* [What the task asks]: Note each line that includes the word "двумя". Copy those lines.

* [Data extract]:
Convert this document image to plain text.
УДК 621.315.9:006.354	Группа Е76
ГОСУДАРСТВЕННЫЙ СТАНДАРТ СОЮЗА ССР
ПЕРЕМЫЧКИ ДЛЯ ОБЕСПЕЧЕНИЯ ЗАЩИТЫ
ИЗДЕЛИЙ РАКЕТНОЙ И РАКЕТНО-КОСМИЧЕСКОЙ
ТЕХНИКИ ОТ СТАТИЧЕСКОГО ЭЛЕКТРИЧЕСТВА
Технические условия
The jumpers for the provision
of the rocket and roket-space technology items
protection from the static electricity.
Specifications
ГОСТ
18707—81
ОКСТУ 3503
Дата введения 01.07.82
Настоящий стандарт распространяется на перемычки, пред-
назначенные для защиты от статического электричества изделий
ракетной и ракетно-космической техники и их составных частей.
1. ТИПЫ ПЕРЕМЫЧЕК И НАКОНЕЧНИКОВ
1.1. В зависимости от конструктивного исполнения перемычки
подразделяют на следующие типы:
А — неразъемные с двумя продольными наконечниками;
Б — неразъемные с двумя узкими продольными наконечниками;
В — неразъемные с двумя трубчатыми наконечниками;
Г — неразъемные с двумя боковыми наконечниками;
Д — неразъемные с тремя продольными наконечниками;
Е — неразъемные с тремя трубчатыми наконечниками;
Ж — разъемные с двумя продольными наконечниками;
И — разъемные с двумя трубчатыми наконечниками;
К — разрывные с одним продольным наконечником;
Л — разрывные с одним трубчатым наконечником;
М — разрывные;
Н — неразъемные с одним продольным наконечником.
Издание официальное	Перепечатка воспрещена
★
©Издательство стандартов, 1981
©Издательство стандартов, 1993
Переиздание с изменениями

* * *

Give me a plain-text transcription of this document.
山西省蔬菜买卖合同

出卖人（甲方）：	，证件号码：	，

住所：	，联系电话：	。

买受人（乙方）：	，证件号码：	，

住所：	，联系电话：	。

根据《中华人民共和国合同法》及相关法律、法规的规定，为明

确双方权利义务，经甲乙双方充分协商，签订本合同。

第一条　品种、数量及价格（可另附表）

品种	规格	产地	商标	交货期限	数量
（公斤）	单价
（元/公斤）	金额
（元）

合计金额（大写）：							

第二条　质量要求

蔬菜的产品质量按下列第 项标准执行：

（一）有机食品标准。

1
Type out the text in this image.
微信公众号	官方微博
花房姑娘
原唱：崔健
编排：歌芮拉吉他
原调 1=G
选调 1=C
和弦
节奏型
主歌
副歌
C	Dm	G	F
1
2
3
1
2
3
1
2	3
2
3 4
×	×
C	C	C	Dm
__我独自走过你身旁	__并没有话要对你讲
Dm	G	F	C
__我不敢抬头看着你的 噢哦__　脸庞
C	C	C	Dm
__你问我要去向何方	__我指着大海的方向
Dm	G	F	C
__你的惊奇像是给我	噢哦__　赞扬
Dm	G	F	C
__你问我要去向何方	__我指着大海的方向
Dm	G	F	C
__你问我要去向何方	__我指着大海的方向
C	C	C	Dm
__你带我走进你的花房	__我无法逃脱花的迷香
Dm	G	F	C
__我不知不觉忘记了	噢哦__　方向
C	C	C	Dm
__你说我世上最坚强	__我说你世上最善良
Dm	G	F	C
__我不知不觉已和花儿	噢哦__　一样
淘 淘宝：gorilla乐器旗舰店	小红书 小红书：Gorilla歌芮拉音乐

---

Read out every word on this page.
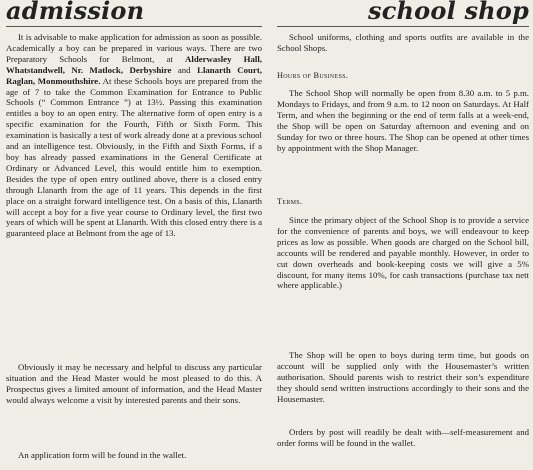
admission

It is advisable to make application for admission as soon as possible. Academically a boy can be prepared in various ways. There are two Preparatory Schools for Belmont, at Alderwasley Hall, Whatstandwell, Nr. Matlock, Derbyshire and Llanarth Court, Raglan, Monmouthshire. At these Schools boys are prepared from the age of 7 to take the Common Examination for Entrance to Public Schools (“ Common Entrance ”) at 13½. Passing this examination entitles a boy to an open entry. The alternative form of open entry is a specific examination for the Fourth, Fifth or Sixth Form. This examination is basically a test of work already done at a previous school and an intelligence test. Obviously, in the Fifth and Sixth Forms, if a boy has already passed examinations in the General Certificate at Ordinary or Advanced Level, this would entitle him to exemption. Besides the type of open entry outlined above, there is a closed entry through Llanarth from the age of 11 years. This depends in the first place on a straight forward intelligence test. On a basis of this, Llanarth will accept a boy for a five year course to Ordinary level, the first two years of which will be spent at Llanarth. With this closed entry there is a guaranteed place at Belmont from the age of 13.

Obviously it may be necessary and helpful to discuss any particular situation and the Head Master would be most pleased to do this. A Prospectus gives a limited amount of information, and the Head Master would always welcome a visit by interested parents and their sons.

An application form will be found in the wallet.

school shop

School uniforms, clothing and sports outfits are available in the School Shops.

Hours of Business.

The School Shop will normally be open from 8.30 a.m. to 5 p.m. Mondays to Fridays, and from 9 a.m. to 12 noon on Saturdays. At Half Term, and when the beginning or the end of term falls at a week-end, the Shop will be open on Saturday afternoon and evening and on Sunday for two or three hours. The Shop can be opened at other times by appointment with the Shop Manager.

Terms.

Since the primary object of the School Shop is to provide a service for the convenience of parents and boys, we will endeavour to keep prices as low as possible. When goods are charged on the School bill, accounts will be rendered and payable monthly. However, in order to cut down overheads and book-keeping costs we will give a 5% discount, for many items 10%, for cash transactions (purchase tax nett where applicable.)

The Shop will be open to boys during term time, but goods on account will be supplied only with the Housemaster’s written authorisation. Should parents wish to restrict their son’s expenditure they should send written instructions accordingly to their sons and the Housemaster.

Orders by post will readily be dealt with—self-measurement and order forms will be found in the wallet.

* [Solution below]:
А — неразъемные с двумя продольными наконечниками;
Б — неразъемные с двумя узкими продольными наконечниками;
В — неразъемные с двумя трубчатыми наконечниками;
Г — неразъемные с двумя боковыми наконечниками;
Ж — разъемные с двумя продольными наконечниками;
И — разъемные с двумя трубчатыми наконечниками;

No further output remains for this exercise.